WHAT IS EXPECTED: Records follow. Pull out every line that contains "structured".
**** SUPPLIED MATERIAL
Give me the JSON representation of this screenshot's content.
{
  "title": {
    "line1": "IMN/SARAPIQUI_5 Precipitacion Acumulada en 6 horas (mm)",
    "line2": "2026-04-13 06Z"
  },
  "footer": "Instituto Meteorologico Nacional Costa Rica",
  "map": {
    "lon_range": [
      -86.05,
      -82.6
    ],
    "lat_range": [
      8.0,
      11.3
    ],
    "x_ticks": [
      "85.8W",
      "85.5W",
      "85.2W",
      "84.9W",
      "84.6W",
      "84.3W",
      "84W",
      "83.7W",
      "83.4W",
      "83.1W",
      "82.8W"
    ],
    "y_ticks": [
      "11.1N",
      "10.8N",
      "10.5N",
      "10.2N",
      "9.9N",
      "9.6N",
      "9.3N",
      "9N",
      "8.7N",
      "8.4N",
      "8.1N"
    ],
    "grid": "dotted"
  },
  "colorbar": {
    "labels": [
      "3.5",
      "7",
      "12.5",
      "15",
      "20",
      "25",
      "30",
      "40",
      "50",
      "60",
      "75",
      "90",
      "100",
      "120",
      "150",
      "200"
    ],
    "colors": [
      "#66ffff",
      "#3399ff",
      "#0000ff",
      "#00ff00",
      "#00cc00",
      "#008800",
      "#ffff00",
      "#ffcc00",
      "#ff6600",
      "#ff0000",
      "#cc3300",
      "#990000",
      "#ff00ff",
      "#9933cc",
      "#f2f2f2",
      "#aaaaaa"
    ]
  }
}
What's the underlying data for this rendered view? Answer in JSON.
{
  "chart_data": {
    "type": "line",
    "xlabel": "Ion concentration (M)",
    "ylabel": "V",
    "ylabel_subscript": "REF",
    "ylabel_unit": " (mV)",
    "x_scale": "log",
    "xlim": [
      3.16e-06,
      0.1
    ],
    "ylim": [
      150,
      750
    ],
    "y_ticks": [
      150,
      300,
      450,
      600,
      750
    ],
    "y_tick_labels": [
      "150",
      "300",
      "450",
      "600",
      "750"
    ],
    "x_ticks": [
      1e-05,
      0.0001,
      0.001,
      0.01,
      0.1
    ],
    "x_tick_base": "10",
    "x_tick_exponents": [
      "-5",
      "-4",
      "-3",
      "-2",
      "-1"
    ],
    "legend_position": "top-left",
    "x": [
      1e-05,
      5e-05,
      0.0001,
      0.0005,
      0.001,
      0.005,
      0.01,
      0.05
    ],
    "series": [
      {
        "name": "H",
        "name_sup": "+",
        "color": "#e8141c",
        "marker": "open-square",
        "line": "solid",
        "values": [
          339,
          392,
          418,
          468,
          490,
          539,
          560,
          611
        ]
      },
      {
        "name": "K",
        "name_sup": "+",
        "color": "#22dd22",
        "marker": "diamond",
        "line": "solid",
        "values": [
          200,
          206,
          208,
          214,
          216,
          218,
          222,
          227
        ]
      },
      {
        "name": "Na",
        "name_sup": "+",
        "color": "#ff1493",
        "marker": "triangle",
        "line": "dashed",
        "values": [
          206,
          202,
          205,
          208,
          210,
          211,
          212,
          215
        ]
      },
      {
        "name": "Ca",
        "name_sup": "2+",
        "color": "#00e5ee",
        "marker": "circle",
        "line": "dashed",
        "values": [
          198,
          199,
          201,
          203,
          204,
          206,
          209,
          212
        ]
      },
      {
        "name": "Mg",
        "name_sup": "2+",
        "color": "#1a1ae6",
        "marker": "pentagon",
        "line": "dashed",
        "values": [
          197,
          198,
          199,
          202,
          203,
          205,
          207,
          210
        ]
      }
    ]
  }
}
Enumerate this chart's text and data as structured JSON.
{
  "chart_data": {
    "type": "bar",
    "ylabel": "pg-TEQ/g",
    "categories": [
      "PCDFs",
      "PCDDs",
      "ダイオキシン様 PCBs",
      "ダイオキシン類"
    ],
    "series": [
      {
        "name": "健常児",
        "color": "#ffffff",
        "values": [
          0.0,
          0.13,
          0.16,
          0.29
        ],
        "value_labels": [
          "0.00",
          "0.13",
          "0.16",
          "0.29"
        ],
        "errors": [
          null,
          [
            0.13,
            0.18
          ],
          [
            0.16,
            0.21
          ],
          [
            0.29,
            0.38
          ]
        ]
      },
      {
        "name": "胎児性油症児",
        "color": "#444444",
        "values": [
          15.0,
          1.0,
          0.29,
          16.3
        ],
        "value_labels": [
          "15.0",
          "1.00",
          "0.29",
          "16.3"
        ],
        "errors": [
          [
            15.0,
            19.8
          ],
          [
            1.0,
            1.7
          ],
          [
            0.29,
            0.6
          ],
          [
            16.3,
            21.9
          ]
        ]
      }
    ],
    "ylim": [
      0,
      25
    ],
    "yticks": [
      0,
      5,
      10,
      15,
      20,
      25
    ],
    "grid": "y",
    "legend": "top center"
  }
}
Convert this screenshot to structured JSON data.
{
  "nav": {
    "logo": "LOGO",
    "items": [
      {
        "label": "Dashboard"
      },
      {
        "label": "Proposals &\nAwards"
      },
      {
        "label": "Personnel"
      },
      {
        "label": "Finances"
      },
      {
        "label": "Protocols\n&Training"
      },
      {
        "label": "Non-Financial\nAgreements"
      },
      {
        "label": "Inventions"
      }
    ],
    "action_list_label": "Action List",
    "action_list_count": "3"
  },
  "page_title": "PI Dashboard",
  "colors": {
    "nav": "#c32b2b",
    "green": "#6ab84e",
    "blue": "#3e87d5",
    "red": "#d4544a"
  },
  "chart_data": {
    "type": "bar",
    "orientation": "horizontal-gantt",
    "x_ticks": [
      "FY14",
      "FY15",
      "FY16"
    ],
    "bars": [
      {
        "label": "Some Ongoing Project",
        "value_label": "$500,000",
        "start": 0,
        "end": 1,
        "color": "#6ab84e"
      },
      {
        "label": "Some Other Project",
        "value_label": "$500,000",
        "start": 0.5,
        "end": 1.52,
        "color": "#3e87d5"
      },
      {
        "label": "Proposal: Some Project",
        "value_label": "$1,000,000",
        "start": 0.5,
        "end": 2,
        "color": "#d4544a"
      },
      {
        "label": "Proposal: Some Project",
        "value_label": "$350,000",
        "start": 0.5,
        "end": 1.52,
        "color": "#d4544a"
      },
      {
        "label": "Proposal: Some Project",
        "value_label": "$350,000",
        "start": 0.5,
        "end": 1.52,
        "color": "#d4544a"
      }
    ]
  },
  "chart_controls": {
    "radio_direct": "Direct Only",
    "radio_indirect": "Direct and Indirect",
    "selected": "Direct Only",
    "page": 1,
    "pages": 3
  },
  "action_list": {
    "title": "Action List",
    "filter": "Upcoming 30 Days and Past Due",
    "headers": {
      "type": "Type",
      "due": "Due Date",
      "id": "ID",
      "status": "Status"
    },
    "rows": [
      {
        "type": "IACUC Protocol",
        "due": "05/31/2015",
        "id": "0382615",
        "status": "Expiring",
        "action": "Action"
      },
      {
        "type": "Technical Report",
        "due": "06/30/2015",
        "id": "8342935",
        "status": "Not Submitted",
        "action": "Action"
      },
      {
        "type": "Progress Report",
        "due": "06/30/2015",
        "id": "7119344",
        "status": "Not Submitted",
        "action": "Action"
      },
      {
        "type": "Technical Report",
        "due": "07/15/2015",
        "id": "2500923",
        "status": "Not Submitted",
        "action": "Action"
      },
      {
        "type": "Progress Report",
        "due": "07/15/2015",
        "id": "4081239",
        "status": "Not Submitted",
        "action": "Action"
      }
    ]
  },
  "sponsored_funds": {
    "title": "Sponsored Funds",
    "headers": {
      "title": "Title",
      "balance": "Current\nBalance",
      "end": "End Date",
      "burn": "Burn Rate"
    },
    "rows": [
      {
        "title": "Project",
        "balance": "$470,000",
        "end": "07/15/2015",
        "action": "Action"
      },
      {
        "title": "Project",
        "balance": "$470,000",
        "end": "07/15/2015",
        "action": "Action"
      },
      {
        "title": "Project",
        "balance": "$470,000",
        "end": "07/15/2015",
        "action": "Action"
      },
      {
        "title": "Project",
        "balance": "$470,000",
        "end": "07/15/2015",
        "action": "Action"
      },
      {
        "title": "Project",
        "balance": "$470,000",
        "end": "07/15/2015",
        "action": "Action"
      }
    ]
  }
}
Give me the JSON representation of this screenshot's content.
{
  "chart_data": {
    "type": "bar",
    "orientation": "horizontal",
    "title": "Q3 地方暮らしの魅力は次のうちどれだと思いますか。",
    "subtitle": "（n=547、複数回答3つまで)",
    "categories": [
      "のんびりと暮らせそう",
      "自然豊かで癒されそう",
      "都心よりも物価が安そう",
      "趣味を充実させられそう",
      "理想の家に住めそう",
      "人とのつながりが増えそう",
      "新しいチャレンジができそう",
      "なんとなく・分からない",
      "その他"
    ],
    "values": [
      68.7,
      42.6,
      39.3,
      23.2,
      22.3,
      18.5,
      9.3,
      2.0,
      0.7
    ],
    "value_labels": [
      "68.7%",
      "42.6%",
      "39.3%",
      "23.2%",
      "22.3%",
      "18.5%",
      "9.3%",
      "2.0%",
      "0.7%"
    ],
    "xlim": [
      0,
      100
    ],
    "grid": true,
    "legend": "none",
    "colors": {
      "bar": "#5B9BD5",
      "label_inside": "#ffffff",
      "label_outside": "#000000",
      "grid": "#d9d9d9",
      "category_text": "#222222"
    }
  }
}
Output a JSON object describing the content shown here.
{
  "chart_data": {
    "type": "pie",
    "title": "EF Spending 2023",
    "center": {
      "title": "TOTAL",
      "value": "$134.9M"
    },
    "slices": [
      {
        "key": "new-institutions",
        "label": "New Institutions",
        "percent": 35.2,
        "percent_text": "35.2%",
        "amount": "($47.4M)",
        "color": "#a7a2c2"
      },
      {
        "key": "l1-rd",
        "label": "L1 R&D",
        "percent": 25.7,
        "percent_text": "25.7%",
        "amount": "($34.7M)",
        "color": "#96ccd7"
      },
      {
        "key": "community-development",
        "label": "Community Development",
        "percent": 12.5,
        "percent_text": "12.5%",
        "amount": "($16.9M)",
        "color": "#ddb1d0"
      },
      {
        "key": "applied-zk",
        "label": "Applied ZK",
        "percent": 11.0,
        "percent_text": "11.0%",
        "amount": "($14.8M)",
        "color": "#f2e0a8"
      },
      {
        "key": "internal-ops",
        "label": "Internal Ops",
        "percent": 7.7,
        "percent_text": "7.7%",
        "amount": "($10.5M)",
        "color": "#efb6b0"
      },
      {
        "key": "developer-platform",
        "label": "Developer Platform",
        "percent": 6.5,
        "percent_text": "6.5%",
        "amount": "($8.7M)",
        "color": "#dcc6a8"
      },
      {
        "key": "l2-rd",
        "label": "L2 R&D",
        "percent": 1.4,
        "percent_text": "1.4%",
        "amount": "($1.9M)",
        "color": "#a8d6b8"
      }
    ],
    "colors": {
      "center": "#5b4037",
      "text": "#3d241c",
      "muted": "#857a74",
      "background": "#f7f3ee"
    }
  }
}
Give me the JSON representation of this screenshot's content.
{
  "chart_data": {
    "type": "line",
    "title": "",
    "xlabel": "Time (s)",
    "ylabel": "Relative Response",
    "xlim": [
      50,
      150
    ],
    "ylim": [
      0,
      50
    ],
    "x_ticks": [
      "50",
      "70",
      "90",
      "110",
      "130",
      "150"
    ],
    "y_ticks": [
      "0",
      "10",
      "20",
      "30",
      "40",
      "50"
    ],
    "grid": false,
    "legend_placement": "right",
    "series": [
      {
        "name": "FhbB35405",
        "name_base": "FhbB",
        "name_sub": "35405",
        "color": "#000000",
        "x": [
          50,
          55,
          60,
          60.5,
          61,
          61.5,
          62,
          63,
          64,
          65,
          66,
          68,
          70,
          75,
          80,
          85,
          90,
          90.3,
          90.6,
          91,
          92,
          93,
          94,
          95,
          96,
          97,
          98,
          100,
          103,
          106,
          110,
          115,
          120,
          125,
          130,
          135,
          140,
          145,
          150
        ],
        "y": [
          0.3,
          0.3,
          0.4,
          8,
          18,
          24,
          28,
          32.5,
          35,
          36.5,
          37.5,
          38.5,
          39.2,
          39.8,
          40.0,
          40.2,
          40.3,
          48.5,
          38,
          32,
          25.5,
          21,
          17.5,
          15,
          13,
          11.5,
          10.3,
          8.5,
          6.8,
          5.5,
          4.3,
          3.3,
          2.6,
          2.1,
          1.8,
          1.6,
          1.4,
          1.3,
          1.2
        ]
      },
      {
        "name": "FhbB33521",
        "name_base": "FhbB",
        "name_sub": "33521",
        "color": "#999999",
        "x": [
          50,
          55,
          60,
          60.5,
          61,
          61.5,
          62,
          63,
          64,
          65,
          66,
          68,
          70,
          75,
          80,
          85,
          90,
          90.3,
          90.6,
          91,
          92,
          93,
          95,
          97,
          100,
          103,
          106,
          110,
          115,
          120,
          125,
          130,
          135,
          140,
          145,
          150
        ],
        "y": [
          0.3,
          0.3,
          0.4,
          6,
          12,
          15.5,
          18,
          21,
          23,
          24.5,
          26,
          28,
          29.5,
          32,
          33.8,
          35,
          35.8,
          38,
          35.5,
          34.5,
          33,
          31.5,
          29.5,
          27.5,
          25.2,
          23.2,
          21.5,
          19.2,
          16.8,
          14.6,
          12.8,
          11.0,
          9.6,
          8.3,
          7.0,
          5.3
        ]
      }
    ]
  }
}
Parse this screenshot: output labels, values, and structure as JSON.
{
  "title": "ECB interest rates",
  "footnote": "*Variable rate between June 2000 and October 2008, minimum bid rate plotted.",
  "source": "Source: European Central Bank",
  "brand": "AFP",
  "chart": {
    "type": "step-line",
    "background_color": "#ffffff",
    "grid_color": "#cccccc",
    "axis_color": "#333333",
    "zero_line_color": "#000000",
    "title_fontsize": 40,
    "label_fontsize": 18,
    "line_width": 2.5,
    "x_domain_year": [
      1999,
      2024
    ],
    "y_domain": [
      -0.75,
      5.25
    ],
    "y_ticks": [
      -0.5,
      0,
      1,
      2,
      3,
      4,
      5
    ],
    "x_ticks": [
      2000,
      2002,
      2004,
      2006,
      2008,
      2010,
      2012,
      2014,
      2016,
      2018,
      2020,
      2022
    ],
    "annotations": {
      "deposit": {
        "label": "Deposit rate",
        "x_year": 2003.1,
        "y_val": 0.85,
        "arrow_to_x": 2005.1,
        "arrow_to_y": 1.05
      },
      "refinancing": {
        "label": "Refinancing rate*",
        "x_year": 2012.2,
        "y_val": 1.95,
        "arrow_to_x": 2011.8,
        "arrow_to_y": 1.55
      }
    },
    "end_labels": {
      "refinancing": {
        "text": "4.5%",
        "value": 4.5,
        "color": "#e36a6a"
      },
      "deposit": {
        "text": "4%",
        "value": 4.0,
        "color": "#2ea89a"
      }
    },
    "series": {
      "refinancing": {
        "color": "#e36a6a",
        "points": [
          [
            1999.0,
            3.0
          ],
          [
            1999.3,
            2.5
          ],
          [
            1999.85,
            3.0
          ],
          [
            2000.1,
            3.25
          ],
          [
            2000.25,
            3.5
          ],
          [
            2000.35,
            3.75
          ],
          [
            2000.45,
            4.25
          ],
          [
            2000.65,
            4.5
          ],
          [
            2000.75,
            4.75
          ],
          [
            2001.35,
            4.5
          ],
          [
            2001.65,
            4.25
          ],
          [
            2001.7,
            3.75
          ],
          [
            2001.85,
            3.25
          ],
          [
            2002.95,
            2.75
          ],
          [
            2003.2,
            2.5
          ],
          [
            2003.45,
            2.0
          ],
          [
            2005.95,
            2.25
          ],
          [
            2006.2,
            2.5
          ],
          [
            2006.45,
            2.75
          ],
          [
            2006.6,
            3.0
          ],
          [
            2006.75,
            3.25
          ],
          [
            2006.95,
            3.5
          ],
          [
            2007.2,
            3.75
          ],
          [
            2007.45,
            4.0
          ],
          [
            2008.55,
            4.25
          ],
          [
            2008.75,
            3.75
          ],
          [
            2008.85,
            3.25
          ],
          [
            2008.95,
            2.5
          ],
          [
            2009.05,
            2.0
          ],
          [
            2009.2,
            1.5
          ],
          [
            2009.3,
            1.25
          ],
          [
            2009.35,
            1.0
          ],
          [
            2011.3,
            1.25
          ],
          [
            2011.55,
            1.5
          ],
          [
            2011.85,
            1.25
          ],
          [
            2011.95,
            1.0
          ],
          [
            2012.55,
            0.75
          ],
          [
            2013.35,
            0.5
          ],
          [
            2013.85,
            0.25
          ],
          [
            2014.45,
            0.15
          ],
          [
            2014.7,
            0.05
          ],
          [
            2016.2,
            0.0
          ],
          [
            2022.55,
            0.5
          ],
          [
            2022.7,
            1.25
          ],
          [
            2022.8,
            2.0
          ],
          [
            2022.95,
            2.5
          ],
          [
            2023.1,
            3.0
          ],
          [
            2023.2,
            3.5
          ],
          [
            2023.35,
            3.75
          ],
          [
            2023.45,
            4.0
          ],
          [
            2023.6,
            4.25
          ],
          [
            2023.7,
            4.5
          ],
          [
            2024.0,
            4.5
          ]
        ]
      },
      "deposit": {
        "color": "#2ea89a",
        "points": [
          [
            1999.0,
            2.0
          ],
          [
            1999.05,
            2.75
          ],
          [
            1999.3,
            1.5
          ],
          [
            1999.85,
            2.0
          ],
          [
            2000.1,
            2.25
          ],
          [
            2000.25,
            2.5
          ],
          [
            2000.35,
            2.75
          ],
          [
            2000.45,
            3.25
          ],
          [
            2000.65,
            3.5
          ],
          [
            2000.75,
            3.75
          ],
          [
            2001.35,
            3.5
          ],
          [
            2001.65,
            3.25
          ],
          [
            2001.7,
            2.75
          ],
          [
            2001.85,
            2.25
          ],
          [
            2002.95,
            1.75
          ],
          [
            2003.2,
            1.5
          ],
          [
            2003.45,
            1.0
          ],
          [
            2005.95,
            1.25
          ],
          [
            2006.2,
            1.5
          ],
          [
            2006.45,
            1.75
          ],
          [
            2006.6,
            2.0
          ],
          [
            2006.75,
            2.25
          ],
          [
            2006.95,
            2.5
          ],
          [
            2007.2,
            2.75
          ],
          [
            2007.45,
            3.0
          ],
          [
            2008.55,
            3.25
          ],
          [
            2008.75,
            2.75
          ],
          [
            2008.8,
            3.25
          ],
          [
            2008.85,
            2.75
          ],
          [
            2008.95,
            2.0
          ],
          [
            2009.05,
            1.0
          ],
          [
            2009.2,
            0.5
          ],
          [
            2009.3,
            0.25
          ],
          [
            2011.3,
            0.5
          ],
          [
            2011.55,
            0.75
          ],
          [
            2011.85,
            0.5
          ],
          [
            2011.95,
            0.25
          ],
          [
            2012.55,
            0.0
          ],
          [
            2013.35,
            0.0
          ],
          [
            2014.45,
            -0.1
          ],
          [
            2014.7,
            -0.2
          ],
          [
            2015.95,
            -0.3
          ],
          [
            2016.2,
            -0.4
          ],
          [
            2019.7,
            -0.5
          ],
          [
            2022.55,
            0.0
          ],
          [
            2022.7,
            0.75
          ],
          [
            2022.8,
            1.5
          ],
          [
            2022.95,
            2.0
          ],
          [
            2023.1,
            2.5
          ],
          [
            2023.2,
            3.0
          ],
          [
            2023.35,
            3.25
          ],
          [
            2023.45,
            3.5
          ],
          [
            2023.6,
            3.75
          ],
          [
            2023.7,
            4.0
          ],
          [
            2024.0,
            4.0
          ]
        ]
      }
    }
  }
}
********
SOLUTION TO THE PROBLEM:
Enumerate this chart's text and data as structured JSON.
Convert this screenshot to structured JSON data.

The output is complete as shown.